# Problem to work on
From the records below, copy every line that contains the word "name".

# Listing
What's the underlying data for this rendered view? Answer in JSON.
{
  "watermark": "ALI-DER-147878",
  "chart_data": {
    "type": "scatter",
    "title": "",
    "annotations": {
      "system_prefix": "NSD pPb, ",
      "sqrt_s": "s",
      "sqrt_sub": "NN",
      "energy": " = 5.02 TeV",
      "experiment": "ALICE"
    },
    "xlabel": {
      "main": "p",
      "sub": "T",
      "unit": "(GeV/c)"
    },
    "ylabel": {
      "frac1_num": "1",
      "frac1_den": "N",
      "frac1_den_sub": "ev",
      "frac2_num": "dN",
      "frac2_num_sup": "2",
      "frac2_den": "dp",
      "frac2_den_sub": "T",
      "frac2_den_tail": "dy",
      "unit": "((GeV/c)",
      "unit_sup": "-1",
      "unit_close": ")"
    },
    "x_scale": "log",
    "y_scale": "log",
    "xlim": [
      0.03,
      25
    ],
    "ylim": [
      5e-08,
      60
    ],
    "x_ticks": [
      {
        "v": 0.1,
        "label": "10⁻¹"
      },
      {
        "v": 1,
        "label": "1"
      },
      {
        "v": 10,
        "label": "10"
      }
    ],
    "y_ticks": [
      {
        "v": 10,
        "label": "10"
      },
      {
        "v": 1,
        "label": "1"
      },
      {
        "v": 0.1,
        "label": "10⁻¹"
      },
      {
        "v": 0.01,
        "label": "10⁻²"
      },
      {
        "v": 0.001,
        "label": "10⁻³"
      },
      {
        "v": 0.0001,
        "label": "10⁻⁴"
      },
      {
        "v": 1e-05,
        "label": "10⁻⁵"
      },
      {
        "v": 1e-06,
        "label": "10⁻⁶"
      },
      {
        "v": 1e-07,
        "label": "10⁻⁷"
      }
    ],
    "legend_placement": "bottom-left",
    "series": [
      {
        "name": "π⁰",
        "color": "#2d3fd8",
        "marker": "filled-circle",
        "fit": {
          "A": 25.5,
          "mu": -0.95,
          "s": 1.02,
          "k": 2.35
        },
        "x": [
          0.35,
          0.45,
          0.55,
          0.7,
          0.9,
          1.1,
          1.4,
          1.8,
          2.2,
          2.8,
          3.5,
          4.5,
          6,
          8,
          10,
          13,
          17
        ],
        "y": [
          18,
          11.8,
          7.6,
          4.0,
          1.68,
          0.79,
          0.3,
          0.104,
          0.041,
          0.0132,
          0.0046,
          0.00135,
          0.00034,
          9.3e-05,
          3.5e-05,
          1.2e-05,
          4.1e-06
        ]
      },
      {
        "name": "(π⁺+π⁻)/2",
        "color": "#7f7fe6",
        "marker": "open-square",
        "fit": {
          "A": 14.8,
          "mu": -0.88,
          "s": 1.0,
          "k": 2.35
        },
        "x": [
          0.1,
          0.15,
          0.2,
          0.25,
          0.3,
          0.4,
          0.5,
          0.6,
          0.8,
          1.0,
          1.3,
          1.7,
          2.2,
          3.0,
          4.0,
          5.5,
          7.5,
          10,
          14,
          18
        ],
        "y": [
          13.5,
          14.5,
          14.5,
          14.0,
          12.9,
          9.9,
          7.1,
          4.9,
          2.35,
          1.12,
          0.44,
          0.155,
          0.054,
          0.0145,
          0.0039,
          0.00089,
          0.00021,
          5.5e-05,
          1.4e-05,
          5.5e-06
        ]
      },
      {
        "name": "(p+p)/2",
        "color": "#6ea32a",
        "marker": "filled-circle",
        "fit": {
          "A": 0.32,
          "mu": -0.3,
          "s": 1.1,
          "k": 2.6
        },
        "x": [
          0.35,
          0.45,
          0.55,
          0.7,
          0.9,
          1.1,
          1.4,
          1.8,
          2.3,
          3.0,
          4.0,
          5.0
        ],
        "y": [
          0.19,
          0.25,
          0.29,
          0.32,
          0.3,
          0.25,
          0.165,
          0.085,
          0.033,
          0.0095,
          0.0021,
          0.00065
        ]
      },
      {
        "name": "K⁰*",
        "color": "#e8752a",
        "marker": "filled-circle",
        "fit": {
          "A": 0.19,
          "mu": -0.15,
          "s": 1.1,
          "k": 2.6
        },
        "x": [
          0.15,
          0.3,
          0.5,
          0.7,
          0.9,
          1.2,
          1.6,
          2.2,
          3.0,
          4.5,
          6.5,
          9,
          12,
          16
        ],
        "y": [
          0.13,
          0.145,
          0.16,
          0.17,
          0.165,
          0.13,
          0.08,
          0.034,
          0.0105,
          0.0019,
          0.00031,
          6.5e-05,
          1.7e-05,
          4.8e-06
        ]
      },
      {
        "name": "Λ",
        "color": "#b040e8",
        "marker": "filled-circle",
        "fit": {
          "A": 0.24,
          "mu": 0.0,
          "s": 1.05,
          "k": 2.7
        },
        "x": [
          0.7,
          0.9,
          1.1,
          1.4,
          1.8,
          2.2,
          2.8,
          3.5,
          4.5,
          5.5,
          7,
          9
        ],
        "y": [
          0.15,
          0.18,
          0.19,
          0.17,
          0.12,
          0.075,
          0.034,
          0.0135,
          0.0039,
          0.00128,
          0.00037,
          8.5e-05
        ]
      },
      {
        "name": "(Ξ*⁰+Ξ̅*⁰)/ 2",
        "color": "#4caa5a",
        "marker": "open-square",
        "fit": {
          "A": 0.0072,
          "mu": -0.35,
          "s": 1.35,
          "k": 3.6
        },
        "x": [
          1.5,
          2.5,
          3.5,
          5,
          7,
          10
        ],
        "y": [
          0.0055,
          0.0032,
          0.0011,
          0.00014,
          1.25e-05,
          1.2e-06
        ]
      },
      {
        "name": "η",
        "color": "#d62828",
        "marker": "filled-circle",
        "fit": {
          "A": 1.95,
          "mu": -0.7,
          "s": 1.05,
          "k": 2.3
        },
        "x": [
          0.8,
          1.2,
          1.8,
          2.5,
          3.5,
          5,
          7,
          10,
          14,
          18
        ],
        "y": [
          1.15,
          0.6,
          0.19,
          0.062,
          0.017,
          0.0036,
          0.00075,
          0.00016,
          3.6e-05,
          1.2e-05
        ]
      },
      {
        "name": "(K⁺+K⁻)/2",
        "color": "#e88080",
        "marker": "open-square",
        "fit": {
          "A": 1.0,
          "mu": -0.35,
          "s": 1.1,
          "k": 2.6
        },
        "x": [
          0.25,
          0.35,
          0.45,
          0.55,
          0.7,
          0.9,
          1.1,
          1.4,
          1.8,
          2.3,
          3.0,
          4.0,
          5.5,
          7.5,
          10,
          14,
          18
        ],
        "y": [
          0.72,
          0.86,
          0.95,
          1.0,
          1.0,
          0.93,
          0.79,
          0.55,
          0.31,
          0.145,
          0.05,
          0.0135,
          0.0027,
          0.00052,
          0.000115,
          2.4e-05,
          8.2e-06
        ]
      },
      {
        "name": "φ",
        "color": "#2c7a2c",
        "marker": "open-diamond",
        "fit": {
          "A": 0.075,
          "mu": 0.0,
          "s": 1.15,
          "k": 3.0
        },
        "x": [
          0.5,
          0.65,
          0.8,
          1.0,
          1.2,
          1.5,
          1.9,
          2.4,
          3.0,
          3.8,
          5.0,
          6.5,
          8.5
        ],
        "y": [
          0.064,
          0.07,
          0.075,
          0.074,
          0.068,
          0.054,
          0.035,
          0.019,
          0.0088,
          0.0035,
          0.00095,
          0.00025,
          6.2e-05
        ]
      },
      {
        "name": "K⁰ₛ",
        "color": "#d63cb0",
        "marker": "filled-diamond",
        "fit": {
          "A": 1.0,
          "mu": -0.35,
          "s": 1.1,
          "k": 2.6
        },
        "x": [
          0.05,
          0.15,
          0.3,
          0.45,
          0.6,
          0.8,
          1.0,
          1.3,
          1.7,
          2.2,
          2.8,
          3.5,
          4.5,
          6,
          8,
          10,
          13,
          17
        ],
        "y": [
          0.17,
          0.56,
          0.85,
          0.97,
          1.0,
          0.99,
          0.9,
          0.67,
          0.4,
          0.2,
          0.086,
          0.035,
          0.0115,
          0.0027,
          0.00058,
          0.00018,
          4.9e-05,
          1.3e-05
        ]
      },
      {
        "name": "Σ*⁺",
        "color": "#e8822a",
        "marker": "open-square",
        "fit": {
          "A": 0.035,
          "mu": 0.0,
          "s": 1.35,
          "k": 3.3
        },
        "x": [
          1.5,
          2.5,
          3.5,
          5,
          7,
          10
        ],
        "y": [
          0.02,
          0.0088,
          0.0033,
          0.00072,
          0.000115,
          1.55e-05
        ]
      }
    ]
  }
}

# Correct answer
        "name": "π⁰",
        "name": "(π⁺+π⁻)/2",
        "name": "(p+p)/2",
        "name": "K⁰*",
        "name": "Λ",
        "name": "(Ξ*⁰+Ξ̅*⁰)/ 2",
        "name": "η",
        "name": "(K⁺+K⁻)/2",
        "name": "φ",
        "name": "K⁰ₛ",
        "name": "Σ*⁺",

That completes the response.